### Task directions
Write out the material again exactly, please, and omit the pictures.

[Records contained in a dataset]

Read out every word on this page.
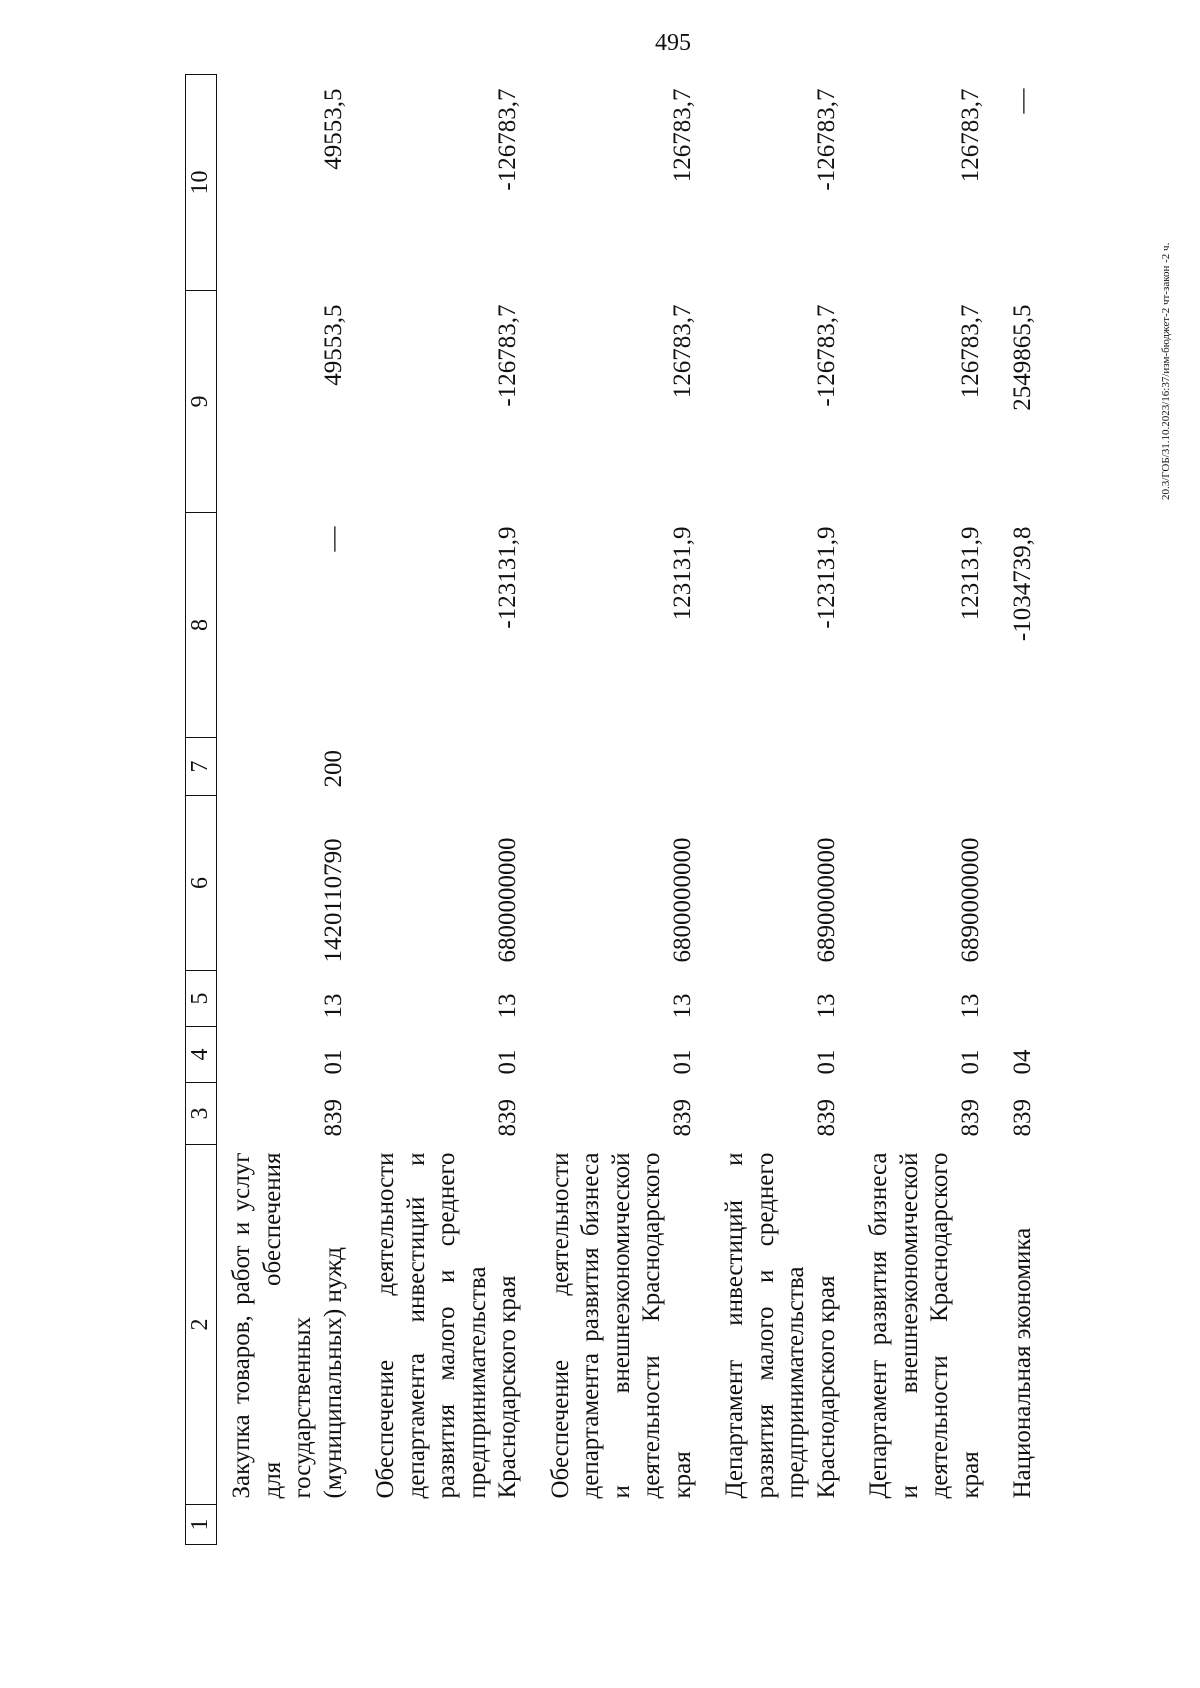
495
20.3/ГОБ/31.10.2023/16:37/изм-бюджет-2 чт-закон -2 ч.
1	2	3	4	5	6	7	8	9	10
	Закупка товаров, работ и услуг для обеспечения государственных (муниципальных) нужд	839	01	13	1420110790	200	—	49553,5	49553,5
	Обеспечение деятельности департамента инвестиций и развития малого и среднего предпринимательства Краснодарского края	839	01	13	6800000000		-123131,9	-126783,7	-126783,7
	Обеспечение деятельности департамента развития бизнеса и внешнеэкономической деятельности Краснодарского края	839	01	13	6800000000		123131,9	126783,7	126783,7
	Департамент инвестиций и развития малого и среднего предпринимательства Краснодарского края	839	01	13	6890000000		-123131,9	-126783,7	-126783,7
	Департамент развития бизнеса и внешнеэкономической деятельности Краснодарского края	839	01	13	6890000000		123131,9	126783,7	126783,7
	Национальная экономика	839	04				-1034739,8	2549865,5	—
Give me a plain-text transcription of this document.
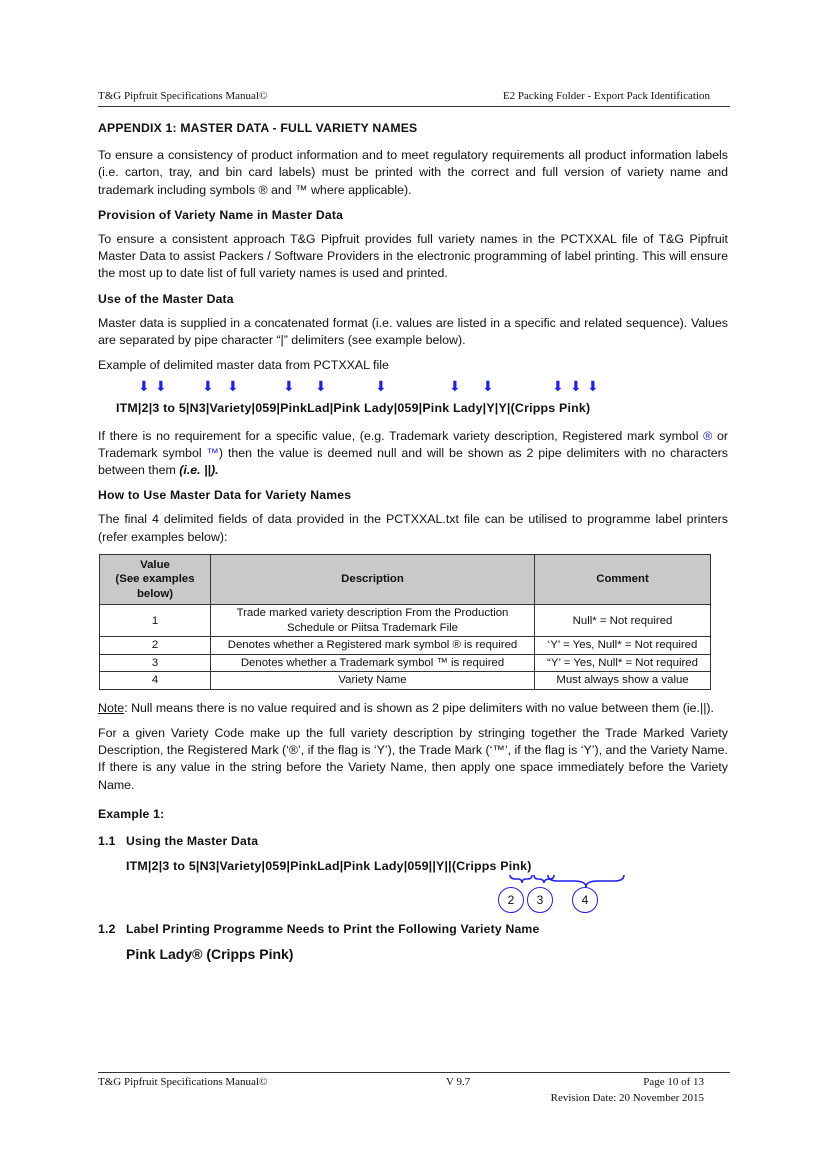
T&G Pipfruit Specifications Manual©	E2 Packing Folder - Export Pack Identification
APPENDIX 1: MASTER DATA - FULL VARIETY NAMES

To ensure a consistency of product information and to meet regulatory requirements all product information labels (i.e. carton, tray, and bin card labels) must be printed with the correct and full version of variety name and trademark including symbols ® and ™ where applicable).

Provision of Variety Name in Master Data

To ensure a consistent approach T&G Pipfruit provides full variety names in the PCTXXAL file of T&G Pipfruit Master Data to assist Packers / Software Providers in the electronic programming of label printing. This will ensure the most up to date list of full variety names is used and printed.

Use of the Master Data

Master data is supplied in a concatenated format (i.e. values are listed in a specific and related sequence). Values are separated by pipe character “|” delimiters (see example below).

Example of delimited master data from PCTXXAL file

⬇ ⬇	⬇ ⬇	⬇ ⬇	⬇	⬇ ⬇	⬇ ⬇ ⬇
ITM|2|3 to 5|N3|Variety|059|PinkLad|Pink Lady|059|Pink Lady|Y|Y|(Cripps Pink)

If there is no requirement for a specific value, (e.g. Trademark variety description, Registered mark symbol ® or Trademark symbol ™) then the value is deemed null and will be shown as 2 pipe delimiters with no characters between them (i.e. ||).

How to Use Master Data for Variety Names

The final 4 delimited fields of data provided in the PCTXXAL.txt file can be utilised to programme label printers (refer examples below):

Value
(See examples below)	Description	Comment
1	Trade marked variety description From the Production Schedule or Piitsa Trademark File	Null* = Not required
2	Denotes whether a Registered mark symbol ® is required	‘Y’ = Yes, Null* = Not required
3	Denotes whether a Trademark symbol ™ is required	“Y’ = Yes, Null* = Not required
4	Variety Name	Must always show a value

Note: Null means there is no value required and is shown as 2 pipe delimiters with no value between them (ie.||).

For a given Variety Code make up the full variety description by stringing together the Trade Marked Variety Description, the Registered Mark (‘®’, if the flag is ‘Y’), the Trade Mark (‘™’, if the flag is ‘Y’), and the Variety Name. If there is any value in the string before the Variety Name, then apply one space immediately before the Variety Name.

Example 1:
1.1 Using the Master Data
ITM|2|3 to 5|N3|Variety|059|PinkLad|Pink Lady|059||Y||(Cripps Pink)
2	3	4
1.2 Label Printing Programme Needs to Print the Following Variety Name
Pink Lady® (Cripps Pink)
T&G Pipfruit Specifications Manual©	V 9.7	Page 10 of 13
Revision Date: 20 November 2015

### Finished exercise
Read out every word on this page.
495
20.3/ГОБ/31.10.2023/16:37/изм-бюджет-2 чт-закон -2 ч.
1	2	3	4	5	6	7	8	9	10
	Закупка товаров, работ и услуг для обеспечения государственных (муниципальных) нужд	839	01	13	1420110790	200	—	49553,5	49553,5
	Обеспечение деятельности департамента инвестиций и развития малого и среднего предпринимательства Краснодарского края	839	01	13	6800000000		-123131,9	-126783,7	-126783,7
	Обеспечение деятельности департамента развития бизнеса и внешнеэкономической деятельности Краснодарского края	839	01	13	6800000000		123131,9	126783,7	126783,7
	Департамент инвестиций и развития малого и среднего предпринимательства Краснодарского края	839	01	13	6890000000		-123131,9	-126783,7	-126783,7
	Департамент развития бизнеса и внешнеэкономической деятельности Краснодарского края	839	01	13	6890000000		123131,9	126783,7	126783,7
	Национальная экономика	839	04				-1034739,8	2549865,5	—
Give me a plain-text transcription of this document.
T&G Pipfruit Specifications Manual©	E2 Packing Folder - Export Pack Identification
APPENDIX 1: MASTER DATA - FULL VARIETY NAMES

To ensure a consistency of product information and to meet regulatory requirements all product information labels (i.e. carton, tray, and bin card labels) must be printed with the correct and full version of variety name and trademark including symbols ® and ™ where applicable).

Provision of Variety Name in Master Data

To ensure a consistent approach T&G Pipfruit provides full variety names in the PCTXXAL file of T&G Pipfruit Master Data to assist Packers / Software Providers in the electronic programming of label printing. This will ensure the most up to date list of full variety names is used and printed.

Use of the Master Data

Master data is supplied in a concatenated format (i.e. values are listed in a specific and related sequence). Values are separated by pipe character “|” delimiters (see example below).

Example of delimited master data from PCTXXAL file

⬇ ⬇	⬇ ⬇	⬇ ⬇	⬇	⬇ ⬇	⬇ ⬇ ⬇
ITM|2|3 to 5|N3|Variety|059|PinkLad|Pink Lady|059|Pink Lady|Y|Y|(Cripps Pink)

If there is no requirement for a specific value, (e.g. Trademark variety description, Registered mark symbol ® or Trademark symbol ™) then the value is deemed null and will be shown as 2 pipe delimiters with no characters between them (i.e. ||).

How to Use Master Data for Variety Names

The final 4 delimited fields of data provided in the PCTXXAL.txt file can be utilised to programme label printers (refer examples below):

Value
(See examples below)	Description	Comment
1	Trade marked variety description From the Production Schedule or Piitsa Trademark File	Null* = Not required
2	Denotes whether a Registered mark symbol ® is required	‘Y’ = Yes, Null* = Not required
3	Denotes whether a Trademark symbol ™ is required	“Y’ = Yes, Null* = Not required
4	Variety Name	Must always show a value

Note: Null means there is no value required and is shown as 2 pipe delimiters with no value between them (ie.||).

For a given Variety Code make up the full variety description by stringing together the Trade Marked Variety Description, the Registered Mark (‘®’, if the flag is ‘Y’), the Trade Mark (‘™’, if the flag is ‘Y’), and the Variety Name. If there is any value in the string before the Variety Name, then apply one space immediately before the Variety Name.

Example 1:
1.1 Using the Master Data
ITM|2|3 to 5|N3|Variety|059|PinkLad|Pink Lady|059||Y||(Cripps Pink)
2	3	4
1.2 Label Printing Programme Needs to Print the Following Variety Name
Pink Lady® (Cripps Pink)
T&G Pipfruit Specifications Manual©	V 9.7	Page 10 of 13
Revision Date: 20 November 2015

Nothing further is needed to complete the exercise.